— begin Items —

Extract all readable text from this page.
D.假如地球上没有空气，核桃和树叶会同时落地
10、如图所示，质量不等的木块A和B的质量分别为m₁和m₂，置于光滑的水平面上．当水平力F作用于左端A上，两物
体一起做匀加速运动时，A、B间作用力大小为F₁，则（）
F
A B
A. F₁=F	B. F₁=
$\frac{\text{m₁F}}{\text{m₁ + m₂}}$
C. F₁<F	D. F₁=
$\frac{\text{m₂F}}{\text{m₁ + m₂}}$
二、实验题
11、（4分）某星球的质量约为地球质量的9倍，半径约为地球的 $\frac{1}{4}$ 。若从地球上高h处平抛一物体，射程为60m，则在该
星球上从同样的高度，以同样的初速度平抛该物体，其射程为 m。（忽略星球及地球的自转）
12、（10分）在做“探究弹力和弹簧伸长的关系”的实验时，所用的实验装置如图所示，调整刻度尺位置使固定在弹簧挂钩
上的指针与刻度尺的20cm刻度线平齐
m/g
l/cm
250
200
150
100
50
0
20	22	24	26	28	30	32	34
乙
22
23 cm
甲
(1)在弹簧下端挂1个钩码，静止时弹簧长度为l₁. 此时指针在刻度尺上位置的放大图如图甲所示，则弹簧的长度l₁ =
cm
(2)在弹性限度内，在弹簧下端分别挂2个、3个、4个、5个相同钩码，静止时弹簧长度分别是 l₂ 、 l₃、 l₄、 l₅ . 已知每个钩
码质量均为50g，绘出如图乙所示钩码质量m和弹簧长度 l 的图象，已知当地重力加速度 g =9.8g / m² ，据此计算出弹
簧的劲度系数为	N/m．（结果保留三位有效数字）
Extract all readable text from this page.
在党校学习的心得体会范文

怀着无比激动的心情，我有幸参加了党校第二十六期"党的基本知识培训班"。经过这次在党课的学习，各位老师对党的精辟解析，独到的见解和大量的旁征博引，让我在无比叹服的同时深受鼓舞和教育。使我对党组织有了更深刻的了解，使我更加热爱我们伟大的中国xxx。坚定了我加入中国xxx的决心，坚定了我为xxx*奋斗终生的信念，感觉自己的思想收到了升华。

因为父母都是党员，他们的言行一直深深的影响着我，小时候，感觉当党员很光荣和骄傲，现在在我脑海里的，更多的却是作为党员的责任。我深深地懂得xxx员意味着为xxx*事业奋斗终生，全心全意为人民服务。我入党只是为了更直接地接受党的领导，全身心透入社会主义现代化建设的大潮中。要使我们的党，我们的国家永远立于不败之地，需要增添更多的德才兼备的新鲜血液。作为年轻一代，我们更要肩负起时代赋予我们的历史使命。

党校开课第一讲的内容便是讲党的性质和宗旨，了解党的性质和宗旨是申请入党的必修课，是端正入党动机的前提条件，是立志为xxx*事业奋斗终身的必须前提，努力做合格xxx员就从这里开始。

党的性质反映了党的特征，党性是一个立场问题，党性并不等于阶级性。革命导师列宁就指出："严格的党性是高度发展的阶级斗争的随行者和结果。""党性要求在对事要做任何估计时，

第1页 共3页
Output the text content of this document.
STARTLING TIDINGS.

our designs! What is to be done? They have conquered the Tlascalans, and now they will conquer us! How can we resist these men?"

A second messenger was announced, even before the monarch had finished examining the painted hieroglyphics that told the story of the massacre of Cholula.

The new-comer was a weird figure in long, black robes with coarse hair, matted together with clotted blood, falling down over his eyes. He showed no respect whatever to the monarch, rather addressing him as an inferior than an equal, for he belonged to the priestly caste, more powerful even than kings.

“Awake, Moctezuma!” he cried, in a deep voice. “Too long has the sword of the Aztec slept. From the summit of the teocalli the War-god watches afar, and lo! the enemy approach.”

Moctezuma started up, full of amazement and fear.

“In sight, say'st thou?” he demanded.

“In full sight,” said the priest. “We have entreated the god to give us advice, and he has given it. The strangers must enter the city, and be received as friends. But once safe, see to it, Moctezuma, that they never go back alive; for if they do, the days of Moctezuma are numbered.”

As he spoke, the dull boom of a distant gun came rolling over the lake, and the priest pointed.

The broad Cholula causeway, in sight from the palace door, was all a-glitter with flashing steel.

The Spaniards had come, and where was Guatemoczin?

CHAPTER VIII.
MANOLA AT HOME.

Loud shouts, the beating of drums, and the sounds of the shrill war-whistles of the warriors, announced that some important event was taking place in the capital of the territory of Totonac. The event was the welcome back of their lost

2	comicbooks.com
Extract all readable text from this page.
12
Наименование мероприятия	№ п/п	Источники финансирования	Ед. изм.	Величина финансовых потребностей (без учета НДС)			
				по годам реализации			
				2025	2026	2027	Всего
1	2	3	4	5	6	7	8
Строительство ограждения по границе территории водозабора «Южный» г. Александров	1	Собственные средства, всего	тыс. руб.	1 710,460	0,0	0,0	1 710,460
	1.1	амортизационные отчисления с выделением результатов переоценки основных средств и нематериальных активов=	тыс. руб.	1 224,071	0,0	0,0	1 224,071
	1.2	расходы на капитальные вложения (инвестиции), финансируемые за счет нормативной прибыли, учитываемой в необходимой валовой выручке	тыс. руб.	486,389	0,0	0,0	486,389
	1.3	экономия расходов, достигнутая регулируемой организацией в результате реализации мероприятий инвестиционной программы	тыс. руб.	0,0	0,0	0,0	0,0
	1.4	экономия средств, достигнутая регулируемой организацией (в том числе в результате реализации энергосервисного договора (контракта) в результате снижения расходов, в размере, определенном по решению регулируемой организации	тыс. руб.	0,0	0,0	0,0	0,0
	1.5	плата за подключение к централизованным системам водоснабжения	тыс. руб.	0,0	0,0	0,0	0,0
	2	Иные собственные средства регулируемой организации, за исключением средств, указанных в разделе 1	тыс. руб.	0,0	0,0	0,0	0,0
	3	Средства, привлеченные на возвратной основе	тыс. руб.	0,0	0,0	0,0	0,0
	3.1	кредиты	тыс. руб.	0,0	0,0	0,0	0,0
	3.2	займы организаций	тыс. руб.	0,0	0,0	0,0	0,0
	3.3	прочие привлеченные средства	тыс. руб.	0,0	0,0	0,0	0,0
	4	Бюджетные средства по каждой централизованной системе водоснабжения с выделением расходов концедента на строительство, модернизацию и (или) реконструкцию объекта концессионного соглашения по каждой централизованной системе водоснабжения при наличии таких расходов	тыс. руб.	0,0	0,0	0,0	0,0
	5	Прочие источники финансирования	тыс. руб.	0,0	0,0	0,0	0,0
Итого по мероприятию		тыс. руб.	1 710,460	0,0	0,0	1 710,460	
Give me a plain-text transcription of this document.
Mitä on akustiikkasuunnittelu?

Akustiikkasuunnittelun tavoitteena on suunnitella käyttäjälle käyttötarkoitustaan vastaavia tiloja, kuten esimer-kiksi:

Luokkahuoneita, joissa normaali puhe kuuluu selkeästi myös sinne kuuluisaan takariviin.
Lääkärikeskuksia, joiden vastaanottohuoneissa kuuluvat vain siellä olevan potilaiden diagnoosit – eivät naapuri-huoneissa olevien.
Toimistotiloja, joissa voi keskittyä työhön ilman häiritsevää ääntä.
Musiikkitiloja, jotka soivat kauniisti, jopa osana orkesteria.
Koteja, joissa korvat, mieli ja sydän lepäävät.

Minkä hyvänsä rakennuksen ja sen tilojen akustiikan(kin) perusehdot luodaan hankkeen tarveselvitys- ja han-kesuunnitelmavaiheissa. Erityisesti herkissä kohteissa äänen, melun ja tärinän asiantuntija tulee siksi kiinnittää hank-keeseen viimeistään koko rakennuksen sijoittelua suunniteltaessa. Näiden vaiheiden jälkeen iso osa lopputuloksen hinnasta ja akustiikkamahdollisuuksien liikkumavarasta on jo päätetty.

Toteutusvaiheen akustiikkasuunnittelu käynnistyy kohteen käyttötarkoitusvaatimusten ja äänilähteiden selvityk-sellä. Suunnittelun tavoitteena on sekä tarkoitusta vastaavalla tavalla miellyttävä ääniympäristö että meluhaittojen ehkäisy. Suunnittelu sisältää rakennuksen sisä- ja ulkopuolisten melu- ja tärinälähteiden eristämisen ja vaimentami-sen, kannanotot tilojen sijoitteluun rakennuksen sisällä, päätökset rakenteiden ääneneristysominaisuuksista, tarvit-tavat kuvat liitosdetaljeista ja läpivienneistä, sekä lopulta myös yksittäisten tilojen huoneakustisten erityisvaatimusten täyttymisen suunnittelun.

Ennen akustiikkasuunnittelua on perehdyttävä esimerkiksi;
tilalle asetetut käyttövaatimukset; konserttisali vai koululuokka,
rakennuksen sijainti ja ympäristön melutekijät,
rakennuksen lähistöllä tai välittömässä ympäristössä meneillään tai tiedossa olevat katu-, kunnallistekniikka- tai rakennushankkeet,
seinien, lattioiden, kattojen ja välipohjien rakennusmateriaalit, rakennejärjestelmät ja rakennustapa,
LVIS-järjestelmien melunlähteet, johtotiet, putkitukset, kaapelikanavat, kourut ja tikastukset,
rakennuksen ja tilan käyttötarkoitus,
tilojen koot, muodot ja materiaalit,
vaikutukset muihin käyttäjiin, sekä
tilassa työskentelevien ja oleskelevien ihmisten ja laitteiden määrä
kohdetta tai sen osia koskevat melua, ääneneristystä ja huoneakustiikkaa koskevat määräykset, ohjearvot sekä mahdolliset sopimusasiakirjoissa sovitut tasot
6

— end Items —

**What you need to do**
Determine how many lines of the entries above carry the string "text", and give that number alone.

**Solution for this exercise**
7